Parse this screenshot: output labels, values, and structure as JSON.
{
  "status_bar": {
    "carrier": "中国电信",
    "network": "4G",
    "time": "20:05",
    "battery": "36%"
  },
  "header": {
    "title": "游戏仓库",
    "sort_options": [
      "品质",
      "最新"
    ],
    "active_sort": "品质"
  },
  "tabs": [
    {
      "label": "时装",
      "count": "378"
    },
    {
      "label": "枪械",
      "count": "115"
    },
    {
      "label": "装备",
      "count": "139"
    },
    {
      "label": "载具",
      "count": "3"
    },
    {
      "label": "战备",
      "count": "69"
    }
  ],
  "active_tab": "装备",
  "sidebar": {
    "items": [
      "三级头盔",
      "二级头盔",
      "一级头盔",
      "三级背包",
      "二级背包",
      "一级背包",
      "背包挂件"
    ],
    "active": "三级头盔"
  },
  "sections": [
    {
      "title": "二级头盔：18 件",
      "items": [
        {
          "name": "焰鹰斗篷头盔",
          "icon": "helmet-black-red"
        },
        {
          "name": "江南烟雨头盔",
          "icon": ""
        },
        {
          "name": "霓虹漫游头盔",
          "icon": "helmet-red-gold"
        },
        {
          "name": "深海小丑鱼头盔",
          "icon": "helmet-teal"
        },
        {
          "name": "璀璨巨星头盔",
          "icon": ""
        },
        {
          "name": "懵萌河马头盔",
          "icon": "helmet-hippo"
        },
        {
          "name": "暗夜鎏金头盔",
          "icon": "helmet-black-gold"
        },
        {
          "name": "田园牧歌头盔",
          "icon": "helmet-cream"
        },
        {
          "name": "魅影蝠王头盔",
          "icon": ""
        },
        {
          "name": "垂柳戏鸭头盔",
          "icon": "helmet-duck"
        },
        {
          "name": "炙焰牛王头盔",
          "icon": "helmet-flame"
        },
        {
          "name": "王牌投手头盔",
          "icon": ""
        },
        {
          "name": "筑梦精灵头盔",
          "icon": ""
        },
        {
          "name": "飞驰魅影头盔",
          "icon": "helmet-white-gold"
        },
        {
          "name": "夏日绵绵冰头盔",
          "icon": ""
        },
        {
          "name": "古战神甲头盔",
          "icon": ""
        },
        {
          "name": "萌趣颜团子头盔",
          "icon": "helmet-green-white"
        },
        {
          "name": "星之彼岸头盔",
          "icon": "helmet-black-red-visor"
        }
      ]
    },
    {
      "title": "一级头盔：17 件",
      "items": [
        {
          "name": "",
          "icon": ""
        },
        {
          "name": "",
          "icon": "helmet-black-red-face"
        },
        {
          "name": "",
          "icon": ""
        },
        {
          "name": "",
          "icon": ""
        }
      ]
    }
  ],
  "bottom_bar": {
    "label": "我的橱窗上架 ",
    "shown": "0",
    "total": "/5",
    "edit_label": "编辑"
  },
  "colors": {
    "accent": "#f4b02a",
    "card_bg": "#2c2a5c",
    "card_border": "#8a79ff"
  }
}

PROBLEM DESCRIPTION »
Show the lines of the data that hold the word "black".

WORKED SOLUTION »
          "icon": "helmet-black-red"
          "icon": "helmet-black-gold"
          "icon": "helmet-black-red-visor"
          "icon": "helmet-black-red-face"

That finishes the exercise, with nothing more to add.